Records from a data source

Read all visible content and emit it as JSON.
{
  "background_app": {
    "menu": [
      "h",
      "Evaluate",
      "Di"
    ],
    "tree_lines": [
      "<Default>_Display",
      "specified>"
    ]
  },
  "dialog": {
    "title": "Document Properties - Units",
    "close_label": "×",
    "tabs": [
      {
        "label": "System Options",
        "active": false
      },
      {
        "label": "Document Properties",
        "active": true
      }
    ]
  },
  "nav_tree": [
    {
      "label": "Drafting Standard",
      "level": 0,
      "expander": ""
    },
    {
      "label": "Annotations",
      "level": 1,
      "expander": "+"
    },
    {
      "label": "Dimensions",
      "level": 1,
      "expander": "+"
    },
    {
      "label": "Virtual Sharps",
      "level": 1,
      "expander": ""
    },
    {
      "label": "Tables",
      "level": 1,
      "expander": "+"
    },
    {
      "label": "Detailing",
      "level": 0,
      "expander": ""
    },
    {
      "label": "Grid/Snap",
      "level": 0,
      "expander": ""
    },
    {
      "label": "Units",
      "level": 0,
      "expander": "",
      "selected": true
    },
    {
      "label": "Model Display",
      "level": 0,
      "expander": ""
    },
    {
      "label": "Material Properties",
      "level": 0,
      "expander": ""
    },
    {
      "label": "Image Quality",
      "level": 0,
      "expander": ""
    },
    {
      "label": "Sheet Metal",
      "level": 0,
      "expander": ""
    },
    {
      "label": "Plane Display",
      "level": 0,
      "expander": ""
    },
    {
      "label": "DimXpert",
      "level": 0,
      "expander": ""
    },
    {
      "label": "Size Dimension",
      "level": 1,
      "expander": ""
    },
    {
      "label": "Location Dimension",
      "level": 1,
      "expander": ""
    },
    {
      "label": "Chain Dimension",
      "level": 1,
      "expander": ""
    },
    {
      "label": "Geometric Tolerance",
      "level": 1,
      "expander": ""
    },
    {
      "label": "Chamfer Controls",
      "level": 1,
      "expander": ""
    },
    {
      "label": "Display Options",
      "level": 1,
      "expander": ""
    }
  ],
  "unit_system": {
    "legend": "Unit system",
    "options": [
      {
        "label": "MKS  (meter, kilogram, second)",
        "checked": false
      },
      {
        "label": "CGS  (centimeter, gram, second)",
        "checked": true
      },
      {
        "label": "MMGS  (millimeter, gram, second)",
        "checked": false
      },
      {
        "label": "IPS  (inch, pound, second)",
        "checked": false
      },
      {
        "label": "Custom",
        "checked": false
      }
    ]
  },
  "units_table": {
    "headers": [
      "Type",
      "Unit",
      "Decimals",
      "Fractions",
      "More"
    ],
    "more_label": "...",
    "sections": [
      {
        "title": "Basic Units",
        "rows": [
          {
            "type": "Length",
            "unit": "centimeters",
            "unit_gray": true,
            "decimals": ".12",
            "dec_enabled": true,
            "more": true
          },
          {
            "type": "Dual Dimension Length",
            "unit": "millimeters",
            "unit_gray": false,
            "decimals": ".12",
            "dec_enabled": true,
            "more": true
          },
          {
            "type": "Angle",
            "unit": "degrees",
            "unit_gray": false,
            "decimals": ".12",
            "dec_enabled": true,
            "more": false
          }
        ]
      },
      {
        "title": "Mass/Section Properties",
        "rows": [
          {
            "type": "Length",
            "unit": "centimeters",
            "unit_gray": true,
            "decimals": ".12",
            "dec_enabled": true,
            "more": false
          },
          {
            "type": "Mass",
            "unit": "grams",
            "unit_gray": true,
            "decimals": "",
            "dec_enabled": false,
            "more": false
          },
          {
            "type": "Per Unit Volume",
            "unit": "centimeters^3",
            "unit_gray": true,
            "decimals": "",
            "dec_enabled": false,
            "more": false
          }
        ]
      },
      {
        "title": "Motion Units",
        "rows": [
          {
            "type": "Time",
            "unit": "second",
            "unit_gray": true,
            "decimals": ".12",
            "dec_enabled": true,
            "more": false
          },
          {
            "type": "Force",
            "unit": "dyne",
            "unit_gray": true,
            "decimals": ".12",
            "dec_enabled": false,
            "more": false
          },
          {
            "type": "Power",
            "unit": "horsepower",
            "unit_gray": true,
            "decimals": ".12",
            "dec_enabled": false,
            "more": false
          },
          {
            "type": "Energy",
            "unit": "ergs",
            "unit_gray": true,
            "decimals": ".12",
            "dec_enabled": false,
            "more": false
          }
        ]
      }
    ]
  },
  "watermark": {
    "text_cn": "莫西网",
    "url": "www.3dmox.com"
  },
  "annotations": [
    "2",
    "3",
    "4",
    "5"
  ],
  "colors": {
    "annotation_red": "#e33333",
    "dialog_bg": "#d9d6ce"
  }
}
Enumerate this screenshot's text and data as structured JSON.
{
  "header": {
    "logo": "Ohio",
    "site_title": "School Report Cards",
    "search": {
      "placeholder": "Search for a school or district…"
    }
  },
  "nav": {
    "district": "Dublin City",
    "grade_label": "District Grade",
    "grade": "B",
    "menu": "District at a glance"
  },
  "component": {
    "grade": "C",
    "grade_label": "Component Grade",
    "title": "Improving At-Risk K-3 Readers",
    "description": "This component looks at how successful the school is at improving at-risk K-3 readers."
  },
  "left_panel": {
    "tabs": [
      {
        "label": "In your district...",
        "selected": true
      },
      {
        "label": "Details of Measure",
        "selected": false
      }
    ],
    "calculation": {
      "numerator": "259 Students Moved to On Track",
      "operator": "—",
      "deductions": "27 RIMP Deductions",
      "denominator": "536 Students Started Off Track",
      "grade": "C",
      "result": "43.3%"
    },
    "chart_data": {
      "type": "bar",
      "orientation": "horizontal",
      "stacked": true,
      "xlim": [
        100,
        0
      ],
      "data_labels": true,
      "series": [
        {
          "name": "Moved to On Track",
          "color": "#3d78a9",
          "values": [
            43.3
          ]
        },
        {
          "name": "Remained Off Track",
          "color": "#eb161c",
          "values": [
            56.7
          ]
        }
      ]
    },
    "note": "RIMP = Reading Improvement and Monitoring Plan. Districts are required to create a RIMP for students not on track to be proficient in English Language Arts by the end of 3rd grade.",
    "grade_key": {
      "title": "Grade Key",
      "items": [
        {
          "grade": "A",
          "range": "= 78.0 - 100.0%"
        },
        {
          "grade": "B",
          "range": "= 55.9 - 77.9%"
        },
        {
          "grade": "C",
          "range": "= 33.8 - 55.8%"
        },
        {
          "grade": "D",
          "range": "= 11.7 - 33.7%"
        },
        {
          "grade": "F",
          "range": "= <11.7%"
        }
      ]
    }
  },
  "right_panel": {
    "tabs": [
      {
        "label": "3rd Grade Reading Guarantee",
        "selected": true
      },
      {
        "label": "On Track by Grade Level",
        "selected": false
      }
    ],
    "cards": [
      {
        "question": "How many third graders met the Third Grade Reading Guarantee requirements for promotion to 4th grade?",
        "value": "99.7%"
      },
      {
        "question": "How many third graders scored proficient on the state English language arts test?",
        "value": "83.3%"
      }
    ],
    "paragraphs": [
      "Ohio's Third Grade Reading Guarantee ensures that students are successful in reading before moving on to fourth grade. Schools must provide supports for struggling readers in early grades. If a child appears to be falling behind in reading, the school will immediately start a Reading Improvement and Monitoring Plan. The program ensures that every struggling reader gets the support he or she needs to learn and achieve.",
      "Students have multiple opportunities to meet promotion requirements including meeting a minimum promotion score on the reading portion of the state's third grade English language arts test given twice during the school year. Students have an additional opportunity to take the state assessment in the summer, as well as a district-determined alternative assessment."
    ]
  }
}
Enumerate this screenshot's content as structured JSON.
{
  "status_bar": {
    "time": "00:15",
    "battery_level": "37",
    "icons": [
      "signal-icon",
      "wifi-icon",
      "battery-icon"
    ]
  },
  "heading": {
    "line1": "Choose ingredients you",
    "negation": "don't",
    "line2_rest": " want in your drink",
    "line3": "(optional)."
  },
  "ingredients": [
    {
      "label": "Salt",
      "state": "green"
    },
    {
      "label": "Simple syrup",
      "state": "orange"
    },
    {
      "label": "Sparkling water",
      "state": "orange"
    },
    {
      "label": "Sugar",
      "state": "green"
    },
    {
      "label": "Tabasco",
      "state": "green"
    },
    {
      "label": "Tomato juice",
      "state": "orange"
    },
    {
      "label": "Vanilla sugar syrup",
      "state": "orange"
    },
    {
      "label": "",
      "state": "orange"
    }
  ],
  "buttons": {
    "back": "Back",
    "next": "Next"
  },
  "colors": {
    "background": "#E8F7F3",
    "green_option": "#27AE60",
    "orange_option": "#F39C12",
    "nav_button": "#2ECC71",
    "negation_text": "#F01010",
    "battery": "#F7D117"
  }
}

EXERCISE AIM » Can you quote exactly the lines from the one containing "Enumerate this screenshot's content" through the last line of the records above, and nothing else?

ANSWER TO THIS EXERCISE »
Enumerate this screenshot's content as structured JSON.
{
  "status_bar": {
    "time": "00:15",
    "battery_level": "37",
    "icons": [
      "signal-icon",
      "wifi-icon",
      "battery-icon"
    ]
  },
  "heading": {
    "line1": "Choose ingredients you",
    "negation": "don't",
    "line2_rest": " want in your drink",
    "line3": "(optional)."
  },
  "ingredients": [
    {
      "label": "Salt",
      "state": "green"
    },
    {
      "label": "Simple syrup",
      "state": "orange"
    },
    {
      "label": "Sparkling water",
      "state": "orange"
    },
    {
      "label": "Sugar",
      "state": "green"
    },
    {
      "label": "Tabasco",
      "state": "green"
    },
    {
      "label": "Tomato juice",
      "state": "orange"
    },
    {
      "label": "Vanilla sugar syrup",
      "state": "orange"
    },
    {
      "label": "",
      "state": "orange"
    }
  ],
  "buttons": {
    "back": "Back",
    "next": "Next"
  },
  "colors": {
    "background": "#E8F7F3",
    "green_option": "#27AE60",
    "orange_option": "#F39C12",
    "nav_button": "#2ECC71",
    "negation_text": "#F01010",
    "battery": "#F7D117"
  }
}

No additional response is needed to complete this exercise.